- _DATA_
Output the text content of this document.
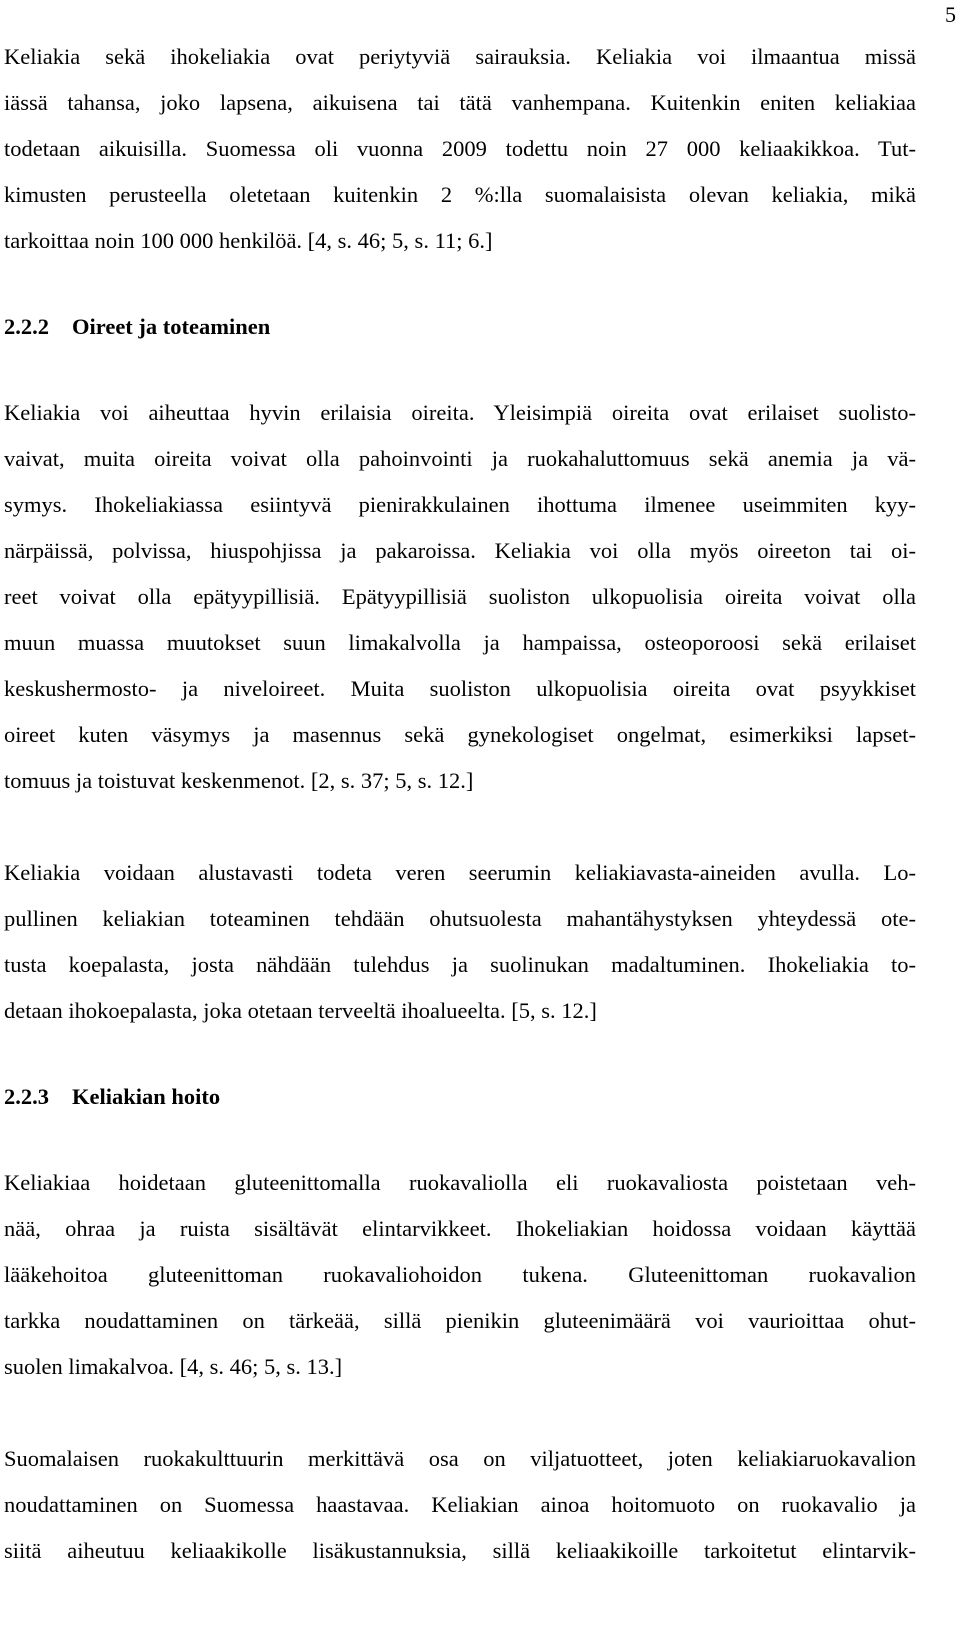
5
Keliakia sekä ihokeliakia ovat periytyviä sairauksia. Keliakia voi ilmaantua missä
iässä tahansa, joko lapsena, aikuisena tai tätä vanhempana. Kuitenkin eniten keliakiaa
todetaan aikuisilla. Suomessa oli vuonna 2009 todettu noin 27 000 keliaakikkoa. Tut-
kimusten perusteella oletetaan kuitenkin 2 %:lla suomalaisista olevan keliakia, mikä
tarkoittaa noin 100 000 henkilöä. [4, s. 46; 5, s. 11; 6.]
2.2.2 Oireet ja toteaminen
Keliakia voi aiheuttaa hyvin erilaisia oireita. Yleisimpiä oireita ovat erilaiset suolisto-
vaivat, muita oireita voivat olla pahoinvointi ja ruokahaluttomuus sekä anemia ja vä-
symys. Ihokeliakiassa esiintyvä pienirakkulainen ihottuma ilmenee useimmiten kyy-
närpäissä, polvissa, hiuspohjissa ja pakaroissa. Keliakia voi olla myös oireeton tai oi-
reet voivat olla epätyypillisiä. Epätyypillisiä suoliston ulkopuolisia oireita voivat olla
muun muassa muutokset suun limakalvolla ja hampaissa, osteoporoosi sekä erilaiset
keskushermosto- ja niveloireet. Muita suoliston ulkopuolisia oireita ovat psyykkiset
oireet kuten väsymys ja masennus sekä gynekologiset ongelmat, esimerkiksi lapset-
tomuus ja toistuvat keskenmenot. [2, s. 37; 5, s. 12.]
Keliakia voidaan alustavasti todeta veren seerumin keliakiavasta-aineiden avulla. Lo-
pullinen keliakian toteaminen tehdään ohutsuolesta mahantähystyksen yhteydessä ote-
tusta koepalasta, josta nähdään tulehdus ja suolinukan madaltuminen. Ihokeliakia to-
detaan ihokoepalasta, joka otetaan terveeltä ihoalueelta. [5, s. 12.]
2.2.3 Keliakian hoito
Keliakiaa hoidetaan gluteenittomalla ruokavaliolla eli ruokavaliosta poistetaan veh-
nää, ohraa ja ruista sisältävät elintarvikkeet. Ihokeliakian hoidossa voidaan käyttää
lääkehoitoa gluteenittoman ruokavaliohoidon tukena. Gluteenittoman ruokavalion
tarkka noudattaminen on tärkeää, sillä pienikin gluteenimäärä voi vaurioittaa ohut-
suolen limakalvoa. [4, s. 46; 5, s. 13.]
Suomalaisen ruokakulttuurin merkittävä osa on viljatuotteet, joten keliakiaruokavalion
noudattaminen on Suomessa haastavaa. Keliakian ainoa hoitomuoto on ruokavalio ja
siitä aiheutuu keliaakikolle lisäkustannuksia, sillä keliaakikoille tarkoitetut elintarvik-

- _YOUR GOAL_
Copy the whole listing above word for word but do not carry over the pictures.

- _COMPLETE OUTPUT_
Output the text content of this document.
5
Keliakia sekä ihokeliakia ovat periytyviä sairauksia. Keliakia voi ilmaantua missä
iässä tahansa, joko lapsena, aikuisena tai tätä vanhempana. Kuitenkin eniten keliakiaa
todetaan aikuisilla. Suomessa oli vuonna 2009 todettu noin 27 000 keliaakikkoa. Tut-
kimusten perusteella oletetaan kuitenkin 2 %:lla suomalaisista olevan keliakia, mikä
tarkoittaa noin 100 000 henkilöä. [4, s. 46; 5, s. 11; 6.]
2.2.2 Oireet ja toteaminen
Keliakia voi aiheuttaa hyvin erilaisia oireita. Yleisimpiä oireita ovat erilaiset suolisto-
vaivat, muita oireita voivat olla pahoinvointi ja ruokahaluttomuus sekä anemia ja vä-
symys. Ihokeliakiassa esiintyvä pienirakkulainen ihottuma ilmenee useimmiten kyy-
närpäissä, polvissa, hiuspohjissa ja pakaroissa. Keliakia voi olla myös oireeton tai oi-
reet voivat olla epätyypillisiä. Epätyypillisiä suoliston ulkopuolisia oireita voivat olla
muun muassa muutokset suun limakalvolla ja hampaissa, osteoporoosi sekä erilaiset
keskushermosto- ja niveloireet. Muita suoliston ulkopuolisia oireita ovat psyykkiset
oireet kuten väsymys ja masennus sekä gynekologiset ongelmat, esimerkiksi lapset-
tomuus ja toistuvat keskenmenot. [2, s. 37; 5, s. 12.]
Keliakia voidaan alustavasti todeta veren seerumin keliakiavasta-aineiden avulla. Lo-
pullinen keliakian toteaminen tehdään ohutsuolesta mahantähystyksen yhteydessä ote-
tusta koepalasta, josta nähdään tulehdus ja suolinukan madaltuminen. Ihokeliakia to-
detaan ihokoepalasta, joka otetaan terveeltä ihoalueelta. [5, s. 12.]
2.2.3 Keliakian hoito
Keliakiaa hoidetaan gluteenittomalla ruokavaliolla eli ruokavaliosta poistetaan veh-
nää, ohraa ja ruista sisältävät elintarvikkeet. Ihokeliakian hoidossa voidaan käyttää
lääkehoitoa gluteenittoman ruokavaliohoidon tukena. Gluteenittoman ruokavalion
tarkka noudattaminen on tärkeää, sillä pienikin gluteenimäärä voi vaurioittaa ohut-
suolen limakalvoa. [4, s. 46; 5, s. 13.]
Suomalaisen ruokakulttuurin merkittävä osa on viljatuotteet, joten keliakiaruokavalion
noudattaminen on Suomessa haastavaa. Keliakian ainoa hoitomuoto on ruokavalio ja
siitä aiheutuu keliaakikolle lisäkustannuksia, sillä keliaakikoille tarkoitetut elintarvik-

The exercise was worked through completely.